DIRECTION: Type out the material below exactly.

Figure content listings
• • • • • • •

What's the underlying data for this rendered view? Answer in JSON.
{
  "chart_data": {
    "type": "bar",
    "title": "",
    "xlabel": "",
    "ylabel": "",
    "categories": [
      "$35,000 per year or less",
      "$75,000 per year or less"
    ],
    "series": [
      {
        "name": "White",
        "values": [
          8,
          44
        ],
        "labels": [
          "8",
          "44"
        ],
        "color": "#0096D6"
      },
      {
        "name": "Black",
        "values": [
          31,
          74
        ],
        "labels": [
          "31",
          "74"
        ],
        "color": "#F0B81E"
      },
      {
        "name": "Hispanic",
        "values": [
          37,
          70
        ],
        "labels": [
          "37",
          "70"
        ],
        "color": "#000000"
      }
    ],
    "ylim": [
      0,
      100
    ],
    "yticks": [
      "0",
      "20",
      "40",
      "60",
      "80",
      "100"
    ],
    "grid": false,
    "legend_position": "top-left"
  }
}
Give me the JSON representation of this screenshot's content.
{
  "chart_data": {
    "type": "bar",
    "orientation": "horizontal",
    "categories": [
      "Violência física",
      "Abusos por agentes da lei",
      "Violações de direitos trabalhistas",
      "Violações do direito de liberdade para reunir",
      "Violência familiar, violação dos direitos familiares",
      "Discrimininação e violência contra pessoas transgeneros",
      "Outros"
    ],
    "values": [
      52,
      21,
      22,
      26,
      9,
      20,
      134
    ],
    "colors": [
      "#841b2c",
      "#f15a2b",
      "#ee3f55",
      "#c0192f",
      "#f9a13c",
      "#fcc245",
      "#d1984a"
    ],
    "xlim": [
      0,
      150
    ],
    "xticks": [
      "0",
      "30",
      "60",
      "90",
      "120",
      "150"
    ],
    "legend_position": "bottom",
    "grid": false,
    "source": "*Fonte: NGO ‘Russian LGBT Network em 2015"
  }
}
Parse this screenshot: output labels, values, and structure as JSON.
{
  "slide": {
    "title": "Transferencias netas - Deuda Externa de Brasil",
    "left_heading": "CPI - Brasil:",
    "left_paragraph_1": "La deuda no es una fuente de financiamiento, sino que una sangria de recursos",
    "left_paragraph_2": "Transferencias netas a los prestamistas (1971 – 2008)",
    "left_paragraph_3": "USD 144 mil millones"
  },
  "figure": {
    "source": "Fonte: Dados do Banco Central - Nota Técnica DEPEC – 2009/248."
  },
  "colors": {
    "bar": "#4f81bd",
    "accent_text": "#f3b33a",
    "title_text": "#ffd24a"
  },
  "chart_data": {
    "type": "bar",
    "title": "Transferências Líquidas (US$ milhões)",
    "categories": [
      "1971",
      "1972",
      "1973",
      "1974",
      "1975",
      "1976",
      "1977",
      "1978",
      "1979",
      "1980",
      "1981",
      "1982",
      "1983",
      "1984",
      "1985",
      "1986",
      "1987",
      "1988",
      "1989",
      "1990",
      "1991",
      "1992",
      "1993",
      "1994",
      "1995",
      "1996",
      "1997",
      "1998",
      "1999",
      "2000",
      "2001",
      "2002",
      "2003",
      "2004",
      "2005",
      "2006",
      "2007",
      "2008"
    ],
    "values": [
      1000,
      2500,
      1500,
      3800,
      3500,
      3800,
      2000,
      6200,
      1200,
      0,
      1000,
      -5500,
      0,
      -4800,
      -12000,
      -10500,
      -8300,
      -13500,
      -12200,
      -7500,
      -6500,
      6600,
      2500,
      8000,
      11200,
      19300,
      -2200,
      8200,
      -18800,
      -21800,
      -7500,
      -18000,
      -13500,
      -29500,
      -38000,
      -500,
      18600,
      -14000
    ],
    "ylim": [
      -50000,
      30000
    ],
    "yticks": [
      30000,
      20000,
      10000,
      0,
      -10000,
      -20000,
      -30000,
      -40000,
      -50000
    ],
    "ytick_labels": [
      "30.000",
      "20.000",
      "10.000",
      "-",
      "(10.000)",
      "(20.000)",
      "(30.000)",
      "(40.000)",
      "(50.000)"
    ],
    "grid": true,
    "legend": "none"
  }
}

• • • • • • •

OUTPUT OF THE EXERCISE:
What's the underlying data for this rendered view? Answer in JSON.
{
  "chart_data": {
    "type": "bar",
    "title": "",
    "xlabel": "",
    "ylabel": "",
    "categories": [
      "$35,000 per year or less",
      "$75,000 per year or less"
    ],
    "series": [
      {
        "name": "White",
        "values": [
          8,
          44
        ],
        "labels": [
          "8",
          "44"
        ],
        "color": "#0096D6"
      },
      {
        "name": "Black",
        "values": [
          31,
          74
        ],
        "labels": [
          "31",
          "74"
        ],
        "color": "#F0B81E"
      },
      {
        "name": "Hispanic",
        "values": [
          37,
          70
        ],
        "labels": [
          "37",
          "70"
        ],
        "color": "#000000"
      }
    ],
    "ylim": [
      0,
      100
    ],
    "yticks": [
      "0",
      "20",
      "40",
      "60",
      "80",
      "100"
    ],
    "grid": false,
    "legend_position": "top-left"
  }
}
Give me the JSON representation of this screenshot's content.
{
  "chart_data": {
    "type": "bar",
    "orientation": "horizontal",
    "categories": [
      "Violência física",
      "Abusos por agentes da lei",
      "Violações de direitos trabalhistas",
      "Violações do direito de liberdade para reunir",
      "Violência familiar, violação dos direitos familiares",
      "Discrimininação e violência contra pessoas transgeneros",
      "Outros"
    ],
    "values": [
      52,
      21,
      22,
      26,
      9,
      20,
      134
    ],
    "colors": [
      "#841b2c",
      "#f15a2b",
      "#ee3f55",
      "#c0192f",
      "#f9a13c",
      "#fcc245",
      "#d1984a"
    ],
    "xlim": [
      0,
      150
    ],
    "xticks": [
      "0",
      "30",
      "60",
      "90",
      "120",
      "150"
    ],
    "legend_position": "bottom",
    "grid": false,
    "source": "*Fonte: NGO ‘Russian LGBT Network em 2015"
  }
}
Parse this screenshot: output labels, values, and structure as JSON.
{
  "slide": {
    "title": "Transferencias netas - Deuda Externa de Brasil",
    "left_heading": "CPI - Brasil:",
    "left_paragraph_1": "La deuda no es una fuente de financiamiento, sino que una sangria de recursos",
    "left_paragraph_2": "Transferencias netas a los prestamistas (1971 – 2008)",
    "left_paragraph_3": "USD 144 mil millones"
  },
  "figure": {
    "source": "Fonte: Dados do Banco Central - Nota Técnica DEPEC – 2009/248."
  },
  "colors": {
    "bar": "#4f81bd",
    "accent_text": "#f3b33a",
    "title_text": "#ffd24a"
  },
  "chart_data": {
    "type": "bar",
    "title": "Transferências Líquidas (US$ milhões)",
    "categories": [
      "1971",
      "1972",
      "1973",
      "1974",
      "1975",
      "1976",
      "1977",
      "1978",
      "1979",
      "1980",
      "1981",
      "1982",
      "1983",
      "1984",
      "1985",
      "1986",
      "1987",
      "1988",
      "1989",
      "1990",
      "1991",
      "1992",
      "1993",
      "1994",
      "1995",
      "1996",
      "1997",
      "1998",
      "1999",
      "2000",
      "2001",
      "2002",
      "2003",
      "2004",
      "2005",
      "2006",
      "2007",
      "2008"
    ],
    "values": [
      1000,
      2500,
      1500,
      3800,
      3500,
      3800,
      2000,
      6200,
      1200,
      0,
      1000,
      -5500,
      0,
      -4800,
      -12000,
      -10500,
      -8300,
      -13500,
      -12200,
      -7500,
      -6500,
      6600,
      2500,
      8000,
      11200,
      19300,
      -2200,
      8200,
      -18800,
      -21800,
      -7500,
      -18000,
      -13500,
      -29500,
      -38000,
      -500,
      18600,
      -14000
    ],
    "ylim": [
      -50000,
      30000
    ],
    "yticks": [
      30000,
      20000,
      10000,
      0,
      -10000,
      -20000,
      -30000,
      -40000,
      -50000
    ],
    "ytick_labels": [
      "30.000",
      "20.000",
      "10.000",
      "-",
      "(10.000)",
      "(20.000)",
      "(30.000)",
      "(40.000)",
      "(50.000)"
    ],
    "grid": true,
    "legend": "none"
  }
}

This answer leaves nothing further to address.